**Lines of data**
+ + +

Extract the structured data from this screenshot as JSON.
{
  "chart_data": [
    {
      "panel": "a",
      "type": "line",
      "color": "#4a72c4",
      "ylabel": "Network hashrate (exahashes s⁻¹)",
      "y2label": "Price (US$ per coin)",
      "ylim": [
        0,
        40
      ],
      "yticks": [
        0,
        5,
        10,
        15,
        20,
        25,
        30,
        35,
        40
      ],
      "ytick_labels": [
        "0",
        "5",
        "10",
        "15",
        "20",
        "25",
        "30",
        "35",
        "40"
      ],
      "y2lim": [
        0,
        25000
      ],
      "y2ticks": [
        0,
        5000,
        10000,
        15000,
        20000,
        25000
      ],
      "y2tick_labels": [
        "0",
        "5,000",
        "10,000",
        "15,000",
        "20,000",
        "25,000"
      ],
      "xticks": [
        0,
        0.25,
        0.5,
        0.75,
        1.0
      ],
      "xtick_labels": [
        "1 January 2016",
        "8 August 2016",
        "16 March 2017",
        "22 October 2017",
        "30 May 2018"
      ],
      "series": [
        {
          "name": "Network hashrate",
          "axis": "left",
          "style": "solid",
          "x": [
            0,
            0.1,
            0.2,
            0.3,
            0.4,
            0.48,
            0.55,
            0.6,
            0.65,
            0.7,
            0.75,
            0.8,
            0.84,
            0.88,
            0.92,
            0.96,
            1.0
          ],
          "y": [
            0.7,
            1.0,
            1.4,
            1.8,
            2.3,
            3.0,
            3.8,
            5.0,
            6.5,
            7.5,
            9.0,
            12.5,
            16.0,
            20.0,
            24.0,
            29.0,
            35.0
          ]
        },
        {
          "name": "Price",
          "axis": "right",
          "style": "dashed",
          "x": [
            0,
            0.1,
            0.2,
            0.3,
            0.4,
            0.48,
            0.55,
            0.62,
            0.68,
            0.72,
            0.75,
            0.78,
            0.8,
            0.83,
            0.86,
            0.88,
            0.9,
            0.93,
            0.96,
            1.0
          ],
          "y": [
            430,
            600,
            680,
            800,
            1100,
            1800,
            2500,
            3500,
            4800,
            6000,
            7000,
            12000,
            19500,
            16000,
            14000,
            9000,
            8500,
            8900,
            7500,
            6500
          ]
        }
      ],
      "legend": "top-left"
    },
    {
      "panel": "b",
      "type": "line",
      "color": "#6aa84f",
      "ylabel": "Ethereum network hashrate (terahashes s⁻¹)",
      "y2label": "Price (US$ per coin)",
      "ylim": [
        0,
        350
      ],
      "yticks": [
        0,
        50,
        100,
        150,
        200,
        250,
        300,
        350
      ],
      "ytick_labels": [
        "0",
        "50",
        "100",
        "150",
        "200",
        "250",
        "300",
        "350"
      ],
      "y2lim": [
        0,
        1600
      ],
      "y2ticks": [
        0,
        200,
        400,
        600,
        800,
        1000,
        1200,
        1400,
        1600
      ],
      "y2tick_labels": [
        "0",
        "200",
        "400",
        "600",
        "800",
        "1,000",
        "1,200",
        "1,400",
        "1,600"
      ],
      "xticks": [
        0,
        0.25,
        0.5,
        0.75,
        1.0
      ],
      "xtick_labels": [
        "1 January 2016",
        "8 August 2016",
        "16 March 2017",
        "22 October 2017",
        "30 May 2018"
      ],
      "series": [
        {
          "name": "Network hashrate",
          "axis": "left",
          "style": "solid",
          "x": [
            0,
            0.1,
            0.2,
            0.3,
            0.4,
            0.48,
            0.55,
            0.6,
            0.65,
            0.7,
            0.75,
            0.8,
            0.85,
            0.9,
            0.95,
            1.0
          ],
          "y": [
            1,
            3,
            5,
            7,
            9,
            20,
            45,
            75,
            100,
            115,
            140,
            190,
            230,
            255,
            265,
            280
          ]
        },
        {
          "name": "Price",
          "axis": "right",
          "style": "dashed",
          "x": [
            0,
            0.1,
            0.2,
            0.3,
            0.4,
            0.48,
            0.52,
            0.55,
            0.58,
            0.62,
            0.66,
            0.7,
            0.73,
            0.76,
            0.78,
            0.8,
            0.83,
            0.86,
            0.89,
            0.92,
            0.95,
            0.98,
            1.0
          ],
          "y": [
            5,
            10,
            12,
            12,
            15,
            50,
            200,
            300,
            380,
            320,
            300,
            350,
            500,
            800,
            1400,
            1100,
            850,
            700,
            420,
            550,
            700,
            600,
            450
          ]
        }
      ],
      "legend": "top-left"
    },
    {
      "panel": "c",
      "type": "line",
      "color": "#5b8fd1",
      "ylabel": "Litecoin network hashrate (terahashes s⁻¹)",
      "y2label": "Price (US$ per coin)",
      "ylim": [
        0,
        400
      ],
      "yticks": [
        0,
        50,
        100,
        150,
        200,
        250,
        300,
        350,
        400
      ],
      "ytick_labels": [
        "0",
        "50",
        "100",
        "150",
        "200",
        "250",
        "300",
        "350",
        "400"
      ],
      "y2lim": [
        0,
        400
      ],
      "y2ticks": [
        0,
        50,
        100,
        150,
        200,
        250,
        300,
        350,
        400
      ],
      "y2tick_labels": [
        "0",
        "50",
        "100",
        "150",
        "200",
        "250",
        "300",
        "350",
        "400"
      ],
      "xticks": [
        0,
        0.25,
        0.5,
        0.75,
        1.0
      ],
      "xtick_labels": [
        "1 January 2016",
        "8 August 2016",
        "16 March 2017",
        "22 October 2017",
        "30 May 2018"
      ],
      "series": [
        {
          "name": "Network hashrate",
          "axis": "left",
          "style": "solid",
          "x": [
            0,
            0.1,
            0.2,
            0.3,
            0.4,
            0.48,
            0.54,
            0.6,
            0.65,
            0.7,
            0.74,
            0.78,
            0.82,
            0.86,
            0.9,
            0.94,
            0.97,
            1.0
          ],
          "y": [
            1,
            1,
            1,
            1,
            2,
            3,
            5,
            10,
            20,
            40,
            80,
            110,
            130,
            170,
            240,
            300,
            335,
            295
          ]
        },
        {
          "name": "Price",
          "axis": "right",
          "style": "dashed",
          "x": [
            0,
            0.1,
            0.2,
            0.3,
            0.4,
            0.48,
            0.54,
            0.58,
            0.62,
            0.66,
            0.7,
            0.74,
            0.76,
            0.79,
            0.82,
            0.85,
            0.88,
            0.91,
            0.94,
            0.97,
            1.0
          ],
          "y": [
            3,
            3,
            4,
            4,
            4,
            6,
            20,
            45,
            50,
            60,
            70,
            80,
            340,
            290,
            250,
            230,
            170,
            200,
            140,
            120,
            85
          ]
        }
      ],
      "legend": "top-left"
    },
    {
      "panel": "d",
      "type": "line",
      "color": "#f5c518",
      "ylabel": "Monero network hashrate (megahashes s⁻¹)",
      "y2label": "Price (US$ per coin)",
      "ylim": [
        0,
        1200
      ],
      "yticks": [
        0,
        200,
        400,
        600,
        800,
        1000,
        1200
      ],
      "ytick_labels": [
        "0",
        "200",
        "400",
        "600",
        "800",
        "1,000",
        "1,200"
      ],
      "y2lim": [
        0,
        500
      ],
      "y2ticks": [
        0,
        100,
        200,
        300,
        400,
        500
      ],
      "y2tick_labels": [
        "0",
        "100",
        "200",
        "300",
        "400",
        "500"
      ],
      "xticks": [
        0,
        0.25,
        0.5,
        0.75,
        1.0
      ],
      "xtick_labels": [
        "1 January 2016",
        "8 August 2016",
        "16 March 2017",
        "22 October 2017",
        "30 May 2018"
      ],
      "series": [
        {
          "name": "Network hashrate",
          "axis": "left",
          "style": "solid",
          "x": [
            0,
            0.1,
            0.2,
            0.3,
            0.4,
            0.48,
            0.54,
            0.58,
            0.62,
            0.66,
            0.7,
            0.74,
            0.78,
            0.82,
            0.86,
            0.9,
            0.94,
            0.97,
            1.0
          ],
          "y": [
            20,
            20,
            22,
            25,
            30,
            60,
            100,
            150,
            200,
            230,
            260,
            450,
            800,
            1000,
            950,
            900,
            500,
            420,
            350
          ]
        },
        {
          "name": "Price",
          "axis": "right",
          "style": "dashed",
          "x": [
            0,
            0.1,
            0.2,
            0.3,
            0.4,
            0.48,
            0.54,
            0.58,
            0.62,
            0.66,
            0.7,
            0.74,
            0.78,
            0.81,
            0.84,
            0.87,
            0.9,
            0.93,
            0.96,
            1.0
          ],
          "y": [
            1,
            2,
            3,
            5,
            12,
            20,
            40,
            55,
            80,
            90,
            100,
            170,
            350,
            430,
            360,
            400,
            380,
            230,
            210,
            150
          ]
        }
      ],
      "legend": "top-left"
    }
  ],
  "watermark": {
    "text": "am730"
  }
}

+ + +

**Description of the task**
Say how many lines above contain the string "ylabel". Answer with the number only.

**Result below**
4